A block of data
※ ※ ※
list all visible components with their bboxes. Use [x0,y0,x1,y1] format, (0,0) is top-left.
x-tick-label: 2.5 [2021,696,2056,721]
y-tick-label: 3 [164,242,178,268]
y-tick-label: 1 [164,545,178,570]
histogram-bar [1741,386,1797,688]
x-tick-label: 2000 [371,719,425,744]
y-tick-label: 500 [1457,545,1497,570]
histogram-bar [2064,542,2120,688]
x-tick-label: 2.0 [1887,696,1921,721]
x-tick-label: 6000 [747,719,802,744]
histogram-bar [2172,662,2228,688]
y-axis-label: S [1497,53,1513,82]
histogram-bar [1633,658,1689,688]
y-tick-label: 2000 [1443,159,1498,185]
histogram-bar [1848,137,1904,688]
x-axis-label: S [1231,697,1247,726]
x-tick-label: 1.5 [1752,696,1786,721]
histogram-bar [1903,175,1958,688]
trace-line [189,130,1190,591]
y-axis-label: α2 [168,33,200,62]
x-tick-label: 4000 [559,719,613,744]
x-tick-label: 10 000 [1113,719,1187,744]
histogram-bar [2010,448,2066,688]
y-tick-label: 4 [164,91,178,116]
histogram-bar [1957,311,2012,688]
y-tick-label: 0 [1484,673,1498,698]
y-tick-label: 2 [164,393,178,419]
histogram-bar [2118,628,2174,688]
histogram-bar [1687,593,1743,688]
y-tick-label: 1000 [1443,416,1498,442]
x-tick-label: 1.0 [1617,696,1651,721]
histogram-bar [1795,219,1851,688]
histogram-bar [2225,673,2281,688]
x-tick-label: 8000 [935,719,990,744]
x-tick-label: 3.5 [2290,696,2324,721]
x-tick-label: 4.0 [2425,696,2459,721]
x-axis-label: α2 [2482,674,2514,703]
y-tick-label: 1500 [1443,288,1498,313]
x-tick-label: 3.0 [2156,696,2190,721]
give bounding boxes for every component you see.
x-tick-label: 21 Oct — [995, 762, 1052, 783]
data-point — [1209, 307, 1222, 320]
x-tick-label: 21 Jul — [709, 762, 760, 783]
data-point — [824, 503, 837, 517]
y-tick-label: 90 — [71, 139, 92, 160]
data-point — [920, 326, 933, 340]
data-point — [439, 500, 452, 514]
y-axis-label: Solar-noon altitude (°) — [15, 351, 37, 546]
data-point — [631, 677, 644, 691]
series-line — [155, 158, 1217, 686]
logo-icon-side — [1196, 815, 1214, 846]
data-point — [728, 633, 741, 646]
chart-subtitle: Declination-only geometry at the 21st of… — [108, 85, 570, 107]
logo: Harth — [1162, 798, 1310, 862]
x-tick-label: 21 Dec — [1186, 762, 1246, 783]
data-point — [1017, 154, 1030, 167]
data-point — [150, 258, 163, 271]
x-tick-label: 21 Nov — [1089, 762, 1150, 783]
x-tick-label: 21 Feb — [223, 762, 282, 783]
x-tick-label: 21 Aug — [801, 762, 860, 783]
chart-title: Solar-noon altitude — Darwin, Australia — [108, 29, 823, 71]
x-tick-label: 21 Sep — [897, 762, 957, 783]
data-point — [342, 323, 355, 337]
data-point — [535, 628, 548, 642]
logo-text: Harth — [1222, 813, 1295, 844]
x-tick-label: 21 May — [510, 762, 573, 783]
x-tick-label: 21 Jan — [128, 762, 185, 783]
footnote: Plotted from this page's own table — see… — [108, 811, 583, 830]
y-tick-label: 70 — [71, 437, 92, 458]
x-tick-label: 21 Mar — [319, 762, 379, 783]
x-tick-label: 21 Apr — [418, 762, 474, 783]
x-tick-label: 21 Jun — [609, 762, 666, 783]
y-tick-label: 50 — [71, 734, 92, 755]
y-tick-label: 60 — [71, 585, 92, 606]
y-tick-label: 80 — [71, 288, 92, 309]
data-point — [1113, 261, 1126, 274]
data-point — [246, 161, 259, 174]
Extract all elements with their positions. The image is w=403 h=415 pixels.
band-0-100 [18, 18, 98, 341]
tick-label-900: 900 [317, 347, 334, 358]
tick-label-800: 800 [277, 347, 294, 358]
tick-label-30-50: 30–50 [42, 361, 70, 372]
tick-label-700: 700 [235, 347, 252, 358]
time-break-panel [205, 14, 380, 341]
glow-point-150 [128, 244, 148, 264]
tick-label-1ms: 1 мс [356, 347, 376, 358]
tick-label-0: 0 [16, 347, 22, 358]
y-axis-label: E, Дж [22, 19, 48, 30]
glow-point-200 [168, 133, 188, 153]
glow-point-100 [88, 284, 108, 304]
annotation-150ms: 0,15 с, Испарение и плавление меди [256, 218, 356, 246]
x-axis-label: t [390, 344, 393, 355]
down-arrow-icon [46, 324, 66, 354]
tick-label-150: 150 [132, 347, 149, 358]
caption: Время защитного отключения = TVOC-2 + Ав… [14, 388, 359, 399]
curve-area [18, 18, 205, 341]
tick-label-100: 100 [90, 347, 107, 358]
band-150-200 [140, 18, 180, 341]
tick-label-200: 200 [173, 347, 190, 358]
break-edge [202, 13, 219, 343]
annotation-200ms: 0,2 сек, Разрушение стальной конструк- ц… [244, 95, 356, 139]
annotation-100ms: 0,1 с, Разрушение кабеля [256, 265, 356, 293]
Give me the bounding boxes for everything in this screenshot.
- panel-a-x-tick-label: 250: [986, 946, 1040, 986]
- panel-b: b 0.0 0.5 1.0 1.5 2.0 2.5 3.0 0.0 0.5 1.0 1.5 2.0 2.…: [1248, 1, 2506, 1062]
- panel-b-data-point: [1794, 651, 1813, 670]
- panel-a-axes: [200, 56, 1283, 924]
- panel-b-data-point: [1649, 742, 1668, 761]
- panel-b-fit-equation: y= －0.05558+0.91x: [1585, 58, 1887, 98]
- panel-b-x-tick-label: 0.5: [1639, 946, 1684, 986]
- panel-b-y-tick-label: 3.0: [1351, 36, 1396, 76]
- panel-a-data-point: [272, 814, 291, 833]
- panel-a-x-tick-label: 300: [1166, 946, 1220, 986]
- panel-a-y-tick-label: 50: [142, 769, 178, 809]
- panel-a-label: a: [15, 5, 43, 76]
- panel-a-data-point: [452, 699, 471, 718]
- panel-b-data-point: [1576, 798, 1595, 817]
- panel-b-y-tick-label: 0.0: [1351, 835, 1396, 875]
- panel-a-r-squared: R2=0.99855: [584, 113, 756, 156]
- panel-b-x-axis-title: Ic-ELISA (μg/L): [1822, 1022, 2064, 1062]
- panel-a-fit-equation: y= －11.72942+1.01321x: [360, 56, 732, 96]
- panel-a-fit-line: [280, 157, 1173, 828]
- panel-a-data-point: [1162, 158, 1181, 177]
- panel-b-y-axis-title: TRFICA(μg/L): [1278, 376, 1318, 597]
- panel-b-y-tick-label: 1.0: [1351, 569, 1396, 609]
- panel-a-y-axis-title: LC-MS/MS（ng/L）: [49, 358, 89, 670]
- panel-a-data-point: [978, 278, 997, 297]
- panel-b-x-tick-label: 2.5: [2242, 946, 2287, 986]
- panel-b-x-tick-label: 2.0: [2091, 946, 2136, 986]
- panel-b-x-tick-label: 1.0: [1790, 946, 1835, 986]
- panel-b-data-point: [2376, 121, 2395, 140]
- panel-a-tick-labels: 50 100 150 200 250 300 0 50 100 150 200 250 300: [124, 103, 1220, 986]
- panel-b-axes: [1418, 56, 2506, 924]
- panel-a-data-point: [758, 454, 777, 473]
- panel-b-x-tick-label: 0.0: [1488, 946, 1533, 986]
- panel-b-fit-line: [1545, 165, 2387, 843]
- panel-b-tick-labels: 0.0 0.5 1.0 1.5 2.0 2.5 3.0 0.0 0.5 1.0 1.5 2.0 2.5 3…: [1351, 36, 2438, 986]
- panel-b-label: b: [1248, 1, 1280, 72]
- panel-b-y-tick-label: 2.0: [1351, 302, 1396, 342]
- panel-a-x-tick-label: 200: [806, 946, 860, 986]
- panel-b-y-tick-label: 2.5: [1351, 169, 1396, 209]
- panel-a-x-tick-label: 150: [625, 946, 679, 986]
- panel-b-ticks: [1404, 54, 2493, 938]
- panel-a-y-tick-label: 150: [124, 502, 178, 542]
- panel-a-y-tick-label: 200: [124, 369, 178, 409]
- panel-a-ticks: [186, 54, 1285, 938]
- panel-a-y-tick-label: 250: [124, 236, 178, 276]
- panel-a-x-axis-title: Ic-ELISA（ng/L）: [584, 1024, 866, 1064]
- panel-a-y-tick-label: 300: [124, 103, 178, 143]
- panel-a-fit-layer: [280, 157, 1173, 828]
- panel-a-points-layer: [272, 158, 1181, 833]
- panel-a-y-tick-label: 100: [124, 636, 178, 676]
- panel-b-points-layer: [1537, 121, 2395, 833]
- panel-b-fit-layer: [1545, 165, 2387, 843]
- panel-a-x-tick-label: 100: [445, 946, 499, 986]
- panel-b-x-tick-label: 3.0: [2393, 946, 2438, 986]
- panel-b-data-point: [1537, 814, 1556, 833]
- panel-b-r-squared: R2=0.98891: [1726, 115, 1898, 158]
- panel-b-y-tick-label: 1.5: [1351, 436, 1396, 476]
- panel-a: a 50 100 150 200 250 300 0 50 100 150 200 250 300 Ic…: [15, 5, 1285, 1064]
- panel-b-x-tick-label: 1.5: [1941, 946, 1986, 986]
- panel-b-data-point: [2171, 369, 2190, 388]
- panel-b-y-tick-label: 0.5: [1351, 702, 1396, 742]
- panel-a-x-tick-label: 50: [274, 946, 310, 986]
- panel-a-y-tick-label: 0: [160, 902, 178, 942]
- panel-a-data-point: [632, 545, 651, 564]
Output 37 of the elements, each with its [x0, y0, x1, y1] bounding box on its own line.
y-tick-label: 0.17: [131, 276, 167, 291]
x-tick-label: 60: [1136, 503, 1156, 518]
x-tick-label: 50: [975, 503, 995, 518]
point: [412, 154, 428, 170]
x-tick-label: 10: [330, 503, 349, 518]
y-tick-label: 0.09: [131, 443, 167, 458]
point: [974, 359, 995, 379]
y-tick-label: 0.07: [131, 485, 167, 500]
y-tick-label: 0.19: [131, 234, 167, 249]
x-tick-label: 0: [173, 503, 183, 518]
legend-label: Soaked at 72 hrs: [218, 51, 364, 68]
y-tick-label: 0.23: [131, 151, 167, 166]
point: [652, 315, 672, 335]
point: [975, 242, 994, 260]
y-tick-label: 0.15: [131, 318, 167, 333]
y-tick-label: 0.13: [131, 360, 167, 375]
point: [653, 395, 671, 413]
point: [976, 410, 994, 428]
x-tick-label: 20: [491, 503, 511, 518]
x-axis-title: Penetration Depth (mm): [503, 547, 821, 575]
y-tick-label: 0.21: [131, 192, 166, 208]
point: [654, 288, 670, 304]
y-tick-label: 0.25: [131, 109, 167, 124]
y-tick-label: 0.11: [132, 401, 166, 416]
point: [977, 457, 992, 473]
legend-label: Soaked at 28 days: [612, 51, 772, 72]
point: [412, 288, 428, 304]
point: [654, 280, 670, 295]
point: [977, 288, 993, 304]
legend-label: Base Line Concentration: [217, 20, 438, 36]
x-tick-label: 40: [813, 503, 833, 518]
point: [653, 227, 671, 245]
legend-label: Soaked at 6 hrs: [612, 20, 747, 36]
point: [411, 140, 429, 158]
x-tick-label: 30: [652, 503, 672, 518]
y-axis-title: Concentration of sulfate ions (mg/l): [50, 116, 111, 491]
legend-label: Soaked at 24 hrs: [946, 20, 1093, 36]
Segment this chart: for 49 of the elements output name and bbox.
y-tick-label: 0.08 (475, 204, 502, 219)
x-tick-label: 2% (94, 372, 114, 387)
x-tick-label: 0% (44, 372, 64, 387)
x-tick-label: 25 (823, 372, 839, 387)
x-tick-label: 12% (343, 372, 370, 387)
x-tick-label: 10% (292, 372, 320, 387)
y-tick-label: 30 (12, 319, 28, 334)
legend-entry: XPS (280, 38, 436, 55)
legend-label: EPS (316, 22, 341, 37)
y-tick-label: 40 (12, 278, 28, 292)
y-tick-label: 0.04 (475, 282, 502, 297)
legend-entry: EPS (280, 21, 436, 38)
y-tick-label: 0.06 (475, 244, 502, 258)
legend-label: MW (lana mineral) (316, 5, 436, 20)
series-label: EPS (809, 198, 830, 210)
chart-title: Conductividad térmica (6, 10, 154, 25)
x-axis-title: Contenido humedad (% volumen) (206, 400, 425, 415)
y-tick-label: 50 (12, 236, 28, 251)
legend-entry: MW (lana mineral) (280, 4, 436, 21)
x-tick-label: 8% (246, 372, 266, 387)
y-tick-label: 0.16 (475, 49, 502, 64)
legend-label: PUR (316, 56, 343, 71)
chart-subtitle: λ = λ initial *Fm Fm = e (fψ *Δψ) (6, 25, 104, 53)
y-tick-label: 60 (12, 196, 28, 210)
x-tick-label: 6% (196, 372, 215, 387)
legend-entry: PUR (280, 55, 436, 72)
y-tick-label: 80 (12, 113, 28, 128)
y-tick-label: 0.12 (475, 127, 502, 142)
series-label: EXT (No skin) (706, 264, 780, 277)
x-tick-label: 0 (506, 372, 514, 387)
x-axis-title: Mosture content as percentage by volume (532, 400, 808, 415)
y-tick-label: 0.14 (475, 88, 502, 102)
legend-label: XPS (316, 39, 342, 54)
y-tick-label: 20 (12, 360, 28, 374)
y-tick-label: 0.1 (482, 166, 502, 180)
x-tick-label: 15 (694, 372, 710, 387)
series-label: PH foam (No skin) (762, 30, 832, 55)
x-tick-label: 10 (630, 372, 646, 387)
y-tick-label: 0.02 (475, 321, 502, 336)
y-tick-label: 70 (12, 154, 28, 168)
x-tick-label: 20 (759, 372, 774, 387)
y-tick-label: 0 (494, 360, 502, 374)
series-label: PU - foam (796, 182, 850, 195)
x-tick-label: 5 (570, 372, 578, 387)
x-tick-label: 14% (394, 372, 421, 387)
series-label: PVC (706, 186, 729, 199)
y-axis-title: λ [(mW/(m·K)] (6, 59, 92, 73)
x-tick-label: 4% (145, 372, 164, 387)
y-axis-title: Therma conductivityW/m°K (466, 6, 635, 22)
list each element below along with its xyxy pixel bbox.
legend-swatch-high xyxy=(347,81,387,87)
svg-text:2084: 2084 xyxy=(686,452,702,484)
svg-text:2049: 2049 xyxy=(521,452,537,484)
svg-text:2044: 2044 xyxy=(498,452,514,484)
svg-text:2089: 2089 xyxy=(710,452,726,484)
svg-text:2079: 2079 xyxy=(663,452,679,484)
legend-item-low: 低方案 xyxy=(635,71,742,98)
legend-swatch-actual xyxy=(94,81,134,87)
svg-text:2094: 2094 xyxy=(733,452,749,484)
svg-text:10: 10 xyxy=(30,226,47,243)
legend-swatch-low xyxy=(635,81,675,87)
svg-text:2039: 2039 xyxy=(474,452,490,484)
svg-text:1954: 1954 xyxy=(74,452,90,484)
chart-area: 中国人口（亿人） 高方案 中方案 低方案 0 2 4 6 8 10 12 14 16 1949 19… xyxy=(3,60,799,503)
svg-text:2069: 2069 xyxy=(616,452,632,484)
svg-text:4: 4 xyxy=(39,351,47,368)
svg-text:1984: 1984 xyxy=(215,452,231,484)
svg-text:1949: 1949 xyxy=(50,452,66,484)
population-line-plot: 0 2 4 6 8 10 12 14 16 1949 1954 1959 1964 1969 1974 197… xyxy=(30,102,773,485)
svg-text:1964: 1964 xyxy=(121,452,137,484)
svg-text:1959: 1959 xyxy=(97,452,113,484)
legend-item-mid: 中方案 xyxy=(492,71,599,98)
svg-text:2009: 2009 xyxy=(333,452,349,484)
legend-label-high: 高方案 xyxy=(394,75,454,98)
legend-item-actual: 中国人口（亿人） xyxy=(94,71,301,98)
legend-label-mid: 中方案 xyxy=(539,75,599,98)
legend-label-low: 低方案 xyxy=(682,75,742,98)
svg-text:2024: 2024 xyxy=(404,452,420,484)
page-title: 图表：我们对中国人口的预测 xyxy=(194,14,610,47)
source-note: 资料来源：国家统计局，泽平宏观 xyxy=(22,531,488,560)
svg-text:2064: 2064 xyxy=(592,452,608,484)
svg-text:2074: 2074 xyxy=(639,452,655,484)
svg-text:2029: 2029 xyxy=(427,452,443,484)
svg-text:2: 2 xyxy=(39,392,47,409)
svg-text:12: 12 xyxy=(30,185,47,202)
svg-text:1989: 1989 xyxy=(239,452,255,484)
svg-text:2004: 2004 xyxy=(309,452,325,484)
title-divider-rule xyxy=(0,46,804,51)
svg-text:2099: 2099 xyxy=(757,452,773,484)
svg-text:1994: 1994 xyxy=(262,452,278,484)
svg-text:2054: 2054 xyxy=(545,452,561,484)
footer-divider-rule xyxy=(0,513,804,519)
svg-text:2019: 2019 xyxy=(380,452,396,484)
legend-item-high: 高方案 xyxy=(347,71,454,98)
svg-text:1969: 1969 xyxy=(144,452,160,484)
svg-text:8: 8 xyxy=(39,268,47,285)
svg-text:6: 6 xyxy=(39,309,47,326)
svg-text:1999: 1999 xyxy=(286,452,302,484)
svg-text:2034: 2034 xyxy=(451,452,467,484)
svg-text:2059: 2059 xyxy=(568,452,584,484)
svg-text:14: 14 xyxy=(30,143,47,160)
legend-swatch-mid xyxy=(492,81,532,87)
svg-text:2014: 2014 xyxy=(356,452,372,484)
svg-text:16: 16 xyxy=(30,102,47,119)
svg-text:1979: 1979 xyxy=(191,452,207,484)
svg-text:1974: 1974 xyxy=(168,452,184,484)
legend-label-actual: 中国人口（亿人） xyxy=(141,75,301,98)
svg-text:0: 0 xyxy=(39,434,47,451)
※ ※ ※
Swap "histogram-bar" for "bar" in the lines from the first line up to and including the line with "data-point — [150, 258, 163, 271]", and write out only those lines with nothing else changed.

◆ RESULT BELOW
list all visible components with their bboxes. Use [x0,y0,x1,y1] format, (0,0) is top-left.
x-tick-label: 2.5 [2021,696,2056,721]
y-tick-label: 3 [164,242,178,268]
y-tick-label: 1 [164,545,178,570]
bar [1741,386,1797,688]
x-tick-label: 2000 [371,719,425,744]
y-tick-label: 500 [1457,545,1497,570]
bar [2064,542,2120,688]
x-tick-label: 2.0 [1887,696,1921,721]
x-tick-label: 6000 [747,719,802,744]
bar [2172,662,2228,688]
y-axis-label: S [1497,53,1513,82]
bar [1633,658,1689,688]
y-tick-label: 2000 [1443,159,1498,185]
bar [1848,137,1904,688]
x-axis-label: S [1231,697,1247,726]
x-tick-label: 1.5 [1752,696,1786,721]
bar [1903,175,1958,688]
trace-line [189,130,1190,591]
y-axis-label: α2 [168,33,200,62]
x-tick-label: 4000 [559,719,613,744]
x-tick-label: 10 000 [1113,719,1187,744]
bar [2010,448,2066,688]
y-tick-label: 4 [164,91,178,116]
bar [1957,311,2012,688]
y-tick-label: 0 [1484,673,1498,698]
y-tick-label: 2 [164,393,178,419]
bar [2118,628,2174,688]
bar [1687,593,1743,688]
y-tick-label: 1000 [1443,416,1498,442]
x-tick-label: 1.0 [1617,696,1651,721]
bar [1795,219,1851,688]
bar [2225,673,2281,688]
x-tick-label: 8000 [935,719,990,744]
x-tick-label: 3.5 [2290,696,2324,721]
x-tick-label: 4.0 [2425,696,2459,721]
x-axis-label: α2 [2482,674,2514,703]
y-tick-label: 1500 [1443,288,1498,313]
x-tick-label: 3.0 [2156,696,2190,721]
give bounding boxes for every component you see.
x-tick-label: 21 Oct — [995, 762, 1052, 783]
data-point — [1209, 307, 1222, 320]
x-tick-label: 21 Jul — [709, 762, 760, 783]
data-point — [824, 503, 837, 517]
y-tick-label: 90 — [71, 139, 92, 160]
data-point — [920, 326, 933, 340]
data-point — [439, 500, 452, 514]
y-axis-label: Solar-noon altitude (°) — [15, 351, 37, 546]
data-point — [631, 677, 644, 691]
series-line — [155, 158, 1217, 686]
logo-icon-side — [1196, 815, 1214, 846]
data-point — [728, 633, 741, 646]
chart-subtitle: Declination-only geometry at the 21st of… — [108, 85, 570, 107]
logo: Harth — [1162, 798, 1310, 862]
x-tick-label: 21 Dec — [1186, 762, 1246, 783]
data-point — [1017, 154, 1030, 167]
data-point — [150, 258, 163, 271]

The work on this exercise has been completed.